Instruction — Arrange all the rows below as a two-column CSV with the columns "description" and "locations," giving each row's text and its answer one quoted field apiece and replacing line breaks with spaces. Leave the pictures out.

Raw records —

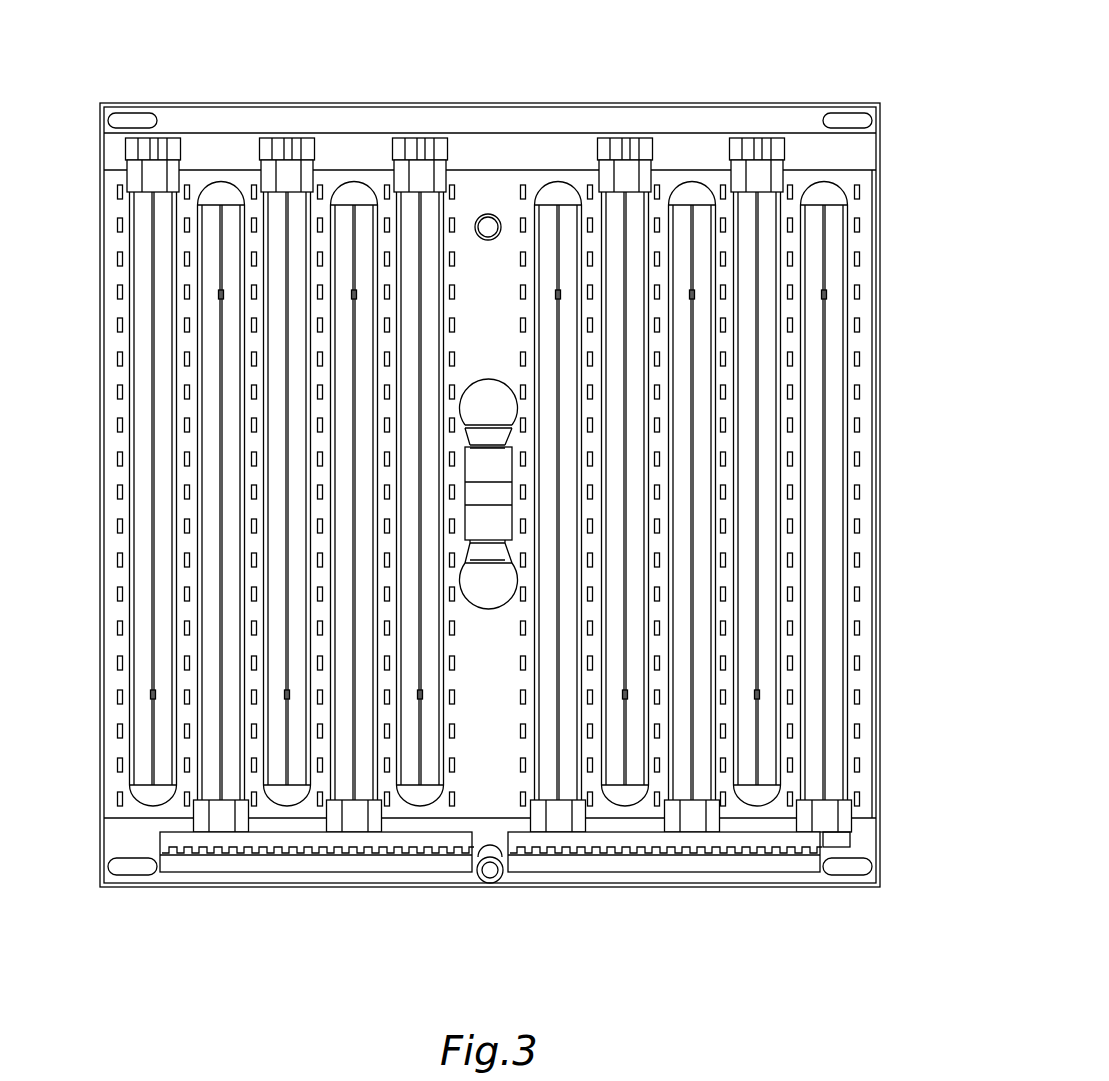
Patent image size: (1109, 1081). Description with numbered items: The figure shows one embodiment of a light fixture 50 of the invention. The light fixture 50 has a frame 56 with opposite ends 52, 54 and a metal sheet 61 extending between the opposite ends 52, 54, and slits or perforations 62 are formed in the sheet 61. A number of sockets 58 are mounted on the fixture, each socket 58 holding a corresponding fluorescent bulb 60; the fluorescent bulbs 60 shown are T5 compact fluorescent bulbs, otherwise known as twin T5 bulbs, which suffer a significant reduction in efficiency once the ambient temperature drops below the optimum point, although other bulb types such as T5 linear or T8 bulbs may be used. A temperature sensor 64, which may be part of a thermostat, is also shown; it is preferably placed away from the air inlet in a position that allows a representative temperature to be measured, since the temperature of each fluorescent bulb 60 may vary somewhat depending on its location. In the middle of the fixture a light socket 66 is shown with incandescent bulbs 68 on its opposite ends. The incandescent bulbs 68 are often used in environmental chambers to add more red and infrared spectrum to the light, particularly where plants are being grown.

The light fixture 50 is at (711, 45).
The opposite end 52 is at (853, 103).
The opposite end 54 is at (178, 865).
The frame 56 is at (858, 250).
The socket 58 is at (153, 145).
The fluorescent bulb 60 is at (222, 192).
The metal sheet 61 is at (862, 680).
The slits or perforations 62 is at (877, 343).
The temperature sensor 64 is at (487, 214).
The light socket 66 is at (470, 472).
The incandescent bulb 68 is at (480, 393).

Complete answer —
description,locations
"Patent image size: (1109, 1081). Description with numbered items: The figure shows one embodiment of a light fixture 50 of the invention. The light fixture 50 has a frame 56 with opposite ends 52, 54 and a metal sheet 61 extending between the opposite ends 52, 54, and slits or perforations 62 are formed in the sheet 61. A number of sockets 58 are mounted on the fixture, each socket 58 holding a corresponding fluorescent bulb 60; the fluorescent bulbs 60 shown are T5 compact fluorescent bulbs, otherwise known as twin T5 bulbs, which suffer a significant reduction in efficiency once the ambient temperature drops below the optimum point, although other bulb types such as T5 linear or T8 bulbs may be used. A temperature sensor 64, which may be part of a thermostat, is also shown; it is preferably placed away from the air inlet in a position that allows a representative temperature to be measured, since the temperature of each fluorescent bulb 60 may vary somewhat depending on its location. In the middle of the fixture a light socket 66 is shown with incandescent bulbs 68 on its opposite ends. The incandescent bulbs 68 are often used in environmental chambers to add more red and infrared spectrum to the light, particularly where plants are being grown.","The light fixture 50 is at (711, 45). The opposite end 52 is at (853, 103). The opposite end 54 is at (178, 865). The frame 56 is at (858, 250). The socket 58 is at (153, 145). The fluorescent bulb 60 is at (222, 192). The metal sheet 61 is at (862, 680). The slits or perforations 62 is at (877, 343). The temperature sensor 64 is at (487, 214). The light socket 66 is at (470, 472). The incandescent bulb 68 is at (480, 393)."